┌──

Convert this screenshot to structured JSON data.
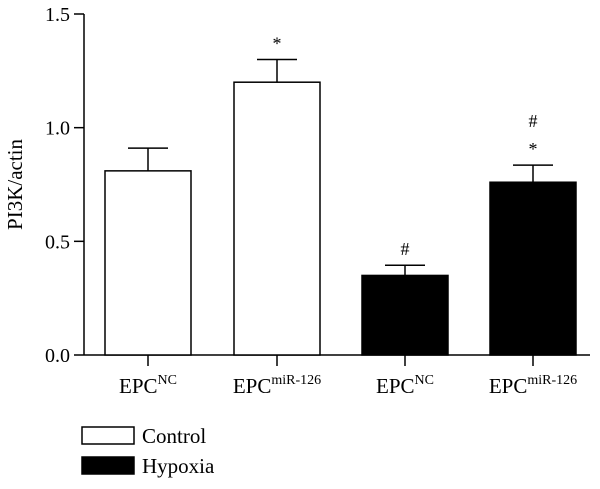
{
  "chart_data": {
    "type": "bar",
    "title": "",
    "xlabel": "",
    "ylabel": "PI3K/actin",
    "ylim": [
      0,
      1.5
    ],
    "yticks": [
      "0.0",
      "0.5",
      "1.0",
      "1.5"
    ],
    "grid": false,
    "legend_position": "bottom-left",
    "categories": [
      {
        "base": "EPC",
        "sup": "NC"
      },
      {
        "base": "EPC",
        "sup": "miR-126"
      },
      {
        "base": "EPC",
        "sup": "NC"
      },
      {
        "base": "EPC",
        "sup": "miR-126"
      }
    ],
    "bars": [
      {
        "value": 0.81,
        "error": 0.1,
        "group": "Control",
        "annotations": []
      },
      {
        "value": 1.2,
        "error": 0.1,
        "group": "Control",
        "annotations": [
          "*"
        ]
      },
      {
        "value": 0.35,
        "error": 0.045,
        "group": "Hypoxia",
        "annotations": [
          "#"
        ]
      },
      {
        "value": 0.76,
        "error": 0.075,
        "group": "Hypoxia",
        "annotations": [
          "*",
          "#"
        ]
      }
    ],
    "series": [
      {
        "name": "Control",
        "fill": "#ffffff"
      },
      {
        "name": "Hypoxia",
        "fill": "#000000"
      }
    ]
  }
}
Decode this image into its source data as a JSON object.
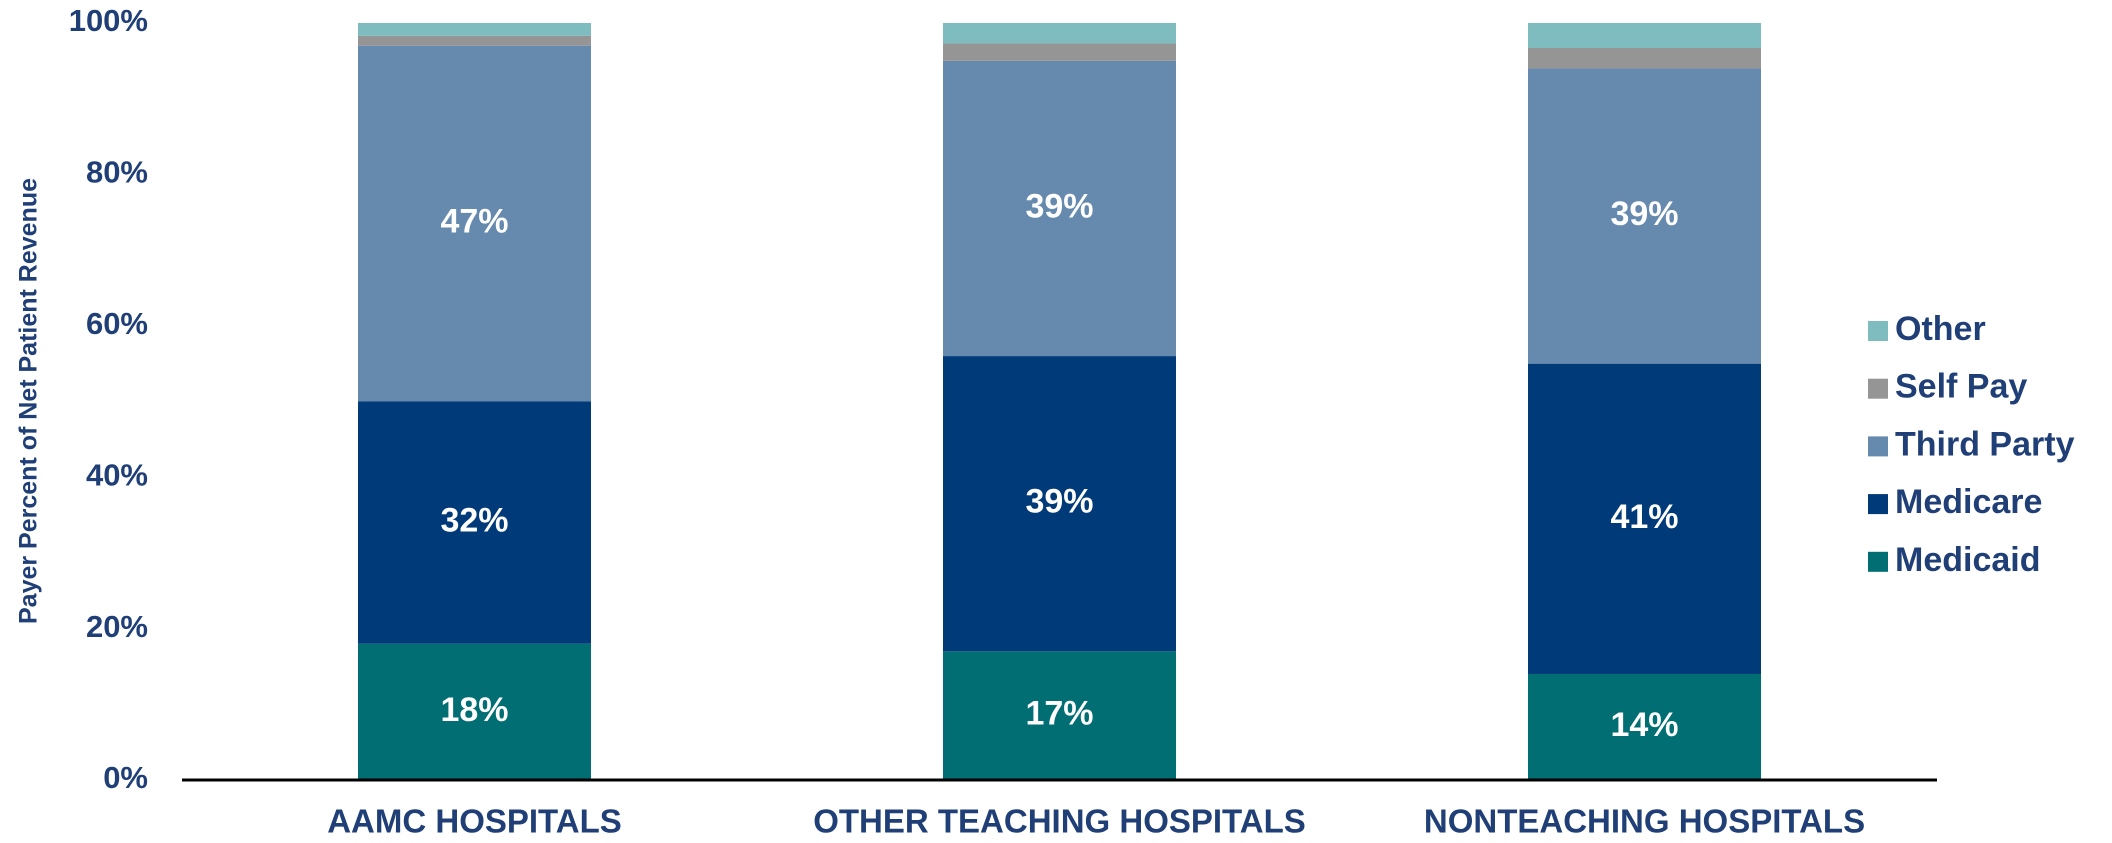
{
  "chart_data": {
    "type": "stacked_bar",
    "y_axis_label": "Payer Percent of Net Patient Revenue",
    "categories": [
      "AAMC HOSPITALS",
      "OTHER TEACHING HOSPITALS",
      "NONTEACHING HOSPITALS"
    ],
    "series": [
      {
        "name": "Medicaid",
        "color": "#006e73",
        "values": [
          18,
          17,
          14
        ],
        "value_labels": [
          "18%",
          "17%",
          "14%"
        ]
      },
      {
        "name": "Medicare",
        "color": "#003a78",
        "values": [
          32,
          39,
          41
        ],
        "value_labels": [
          "32%",
          "39%",
          "41%"
        ]
      },
      {
        "name": "Third Party",
        "color": "#6689ae",
        "values": [
          47,
          39,
          39
        ],
        "value_labels": [
          "47%",
          "39%",
          "39%"
        ]
      },
      {
        "name": "Self Pay",
        "color": "#959595",
        "values": [
          1.3,
          2.3,
          2.7
        ]
      },
      {
        "name": "Other",
        "color": "#7fbcbf",
        "values": [
          1.7,
          2.7,
          3.3
        ]
      }
    ],
    "ylim": [
      0,
      100
    ],
    "yticks": [
      {
        "value": 0,
        "label": "0%"
      },
      {
        "value": 20,
        "label": "20%"
      },
      {
        "value": 40,
        "label": "40%"
      },
      {
        "value": 60,
        "label": "60%"
      },
      {
        "value": 80,
        "label": "80%"
      },
      {
        "value": 100,
        "label": "100%"
      }
    ],
    "grid": false,
    "legend": "right"
  }
}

└──

| Your objective |
Transcribe the whole listing exactly. Pictures stay out of your copy.

| Output of the exercise |
Convert this screenshot to structured JSON data.
{
  "chart_data": {
    "type": "bar",
    "title": "",
    "xlabel": "",
    "ylabel": "PI3K/actin",
    "ylim": [
      0,
      1.5
    ],
    "yticks": [
      "0.0",
      "0.5",
      "1.0",
      "1.5"
    ],
    "grid": false,
    "legend_position": "bottom-left",
    "categories": [
      {
        "base": "EPC",
        "sup": "NC"
      },
      {
        "base": "EPC",
        "sup": "miR-126"
      },
      {
        "base": "EPC",
        "sup": "NC"
      },
      {
        "base": "EPC",
        "sup": "miR-126"
      }
    ],
    "bars": [
      {
        "value": 0.81,
        "error": 0.1,
        "group": "Control",
        "annotations": []
      },
      {
        "value": 1.2,
        "error": 0.1,
        "group": "Control",
        "annotations": [
          "*"
        ]
      },
      {
        "value": 0.35,
        "error": 0.045,
        "group": "Hypoxia",
        "annotations": [
          "#"
        ]
      },
      {
        "value": 0.76,
        "error": 0.075,
        "group": "Hypoxia",
        "annotations": [
          "*",
          "#"
        ]
      }
    ],
    "series": [
      {
        "name": "Control",
        "fill": "#ffffff"
      },
      {
        "name": "Hypoxia",
        "fill": "#000000"
      }
    ]
  }
}
Decode this image into its source data as a JSON object.
{
  "chart_data": {
    "type": "stacked_bar",
    "y_axis_label": "Payer Percent of Net Patient Revenue",
    "categories": [
      "AAMC HOSPITALS",
      "OTHER TEACHING HOSPITALS",
      "NONTEACHING HOSPITALS"
    ],
    "series": [
      {
        "name": "Medicaid",
        "color": "#006e73",
        "values": [
          18,
          17,
          14
        ],
        "value_labels": [
          "18%",
          "17%",
          "14%"
        ]
      },
      {
        "name": "Medicare",
        "color": "#003a78",
        "values": [
          32,
          39,
          41
        ],
        "value_labels": [
          "32%",
          "39%",
          "41%"
        ]
      },
      {
        "name": "Third Party",
        "color": "#6689ae",
        "values": [
          47,
          39,
          39
        ],
        "value_labels": [
          "47%",
          "39%",
          "39%"
        ]
      },
      {
        "name": "Self Pay",
        "color": "#959595",
        "values": [
          1.3,
          2.3,
          2.7
        ]
      },
      {
        "name": "Other",
        "color": "#7fbcbf",
        "values": [
          1.7,
          2.7,
          3.3
        ]
      }
    ],
    "ylim": [
      0,
      100
    ],
    "yticks": [
      {
        "value": 0,
        "label": "0%"
      },
      {
        "value": 20,
        "label": "20%"
      },
      {
        "value": 40,
        "label": "40%"
      },
      {
        "value": 60,
        "label": "60%"
      },
      {
        "value": 80,
        "label": "80%"
      },
      {
        "value": 100,
        "label": "100%"
      }
    ],
    "grid": false,
    "legend": "right"
  }
}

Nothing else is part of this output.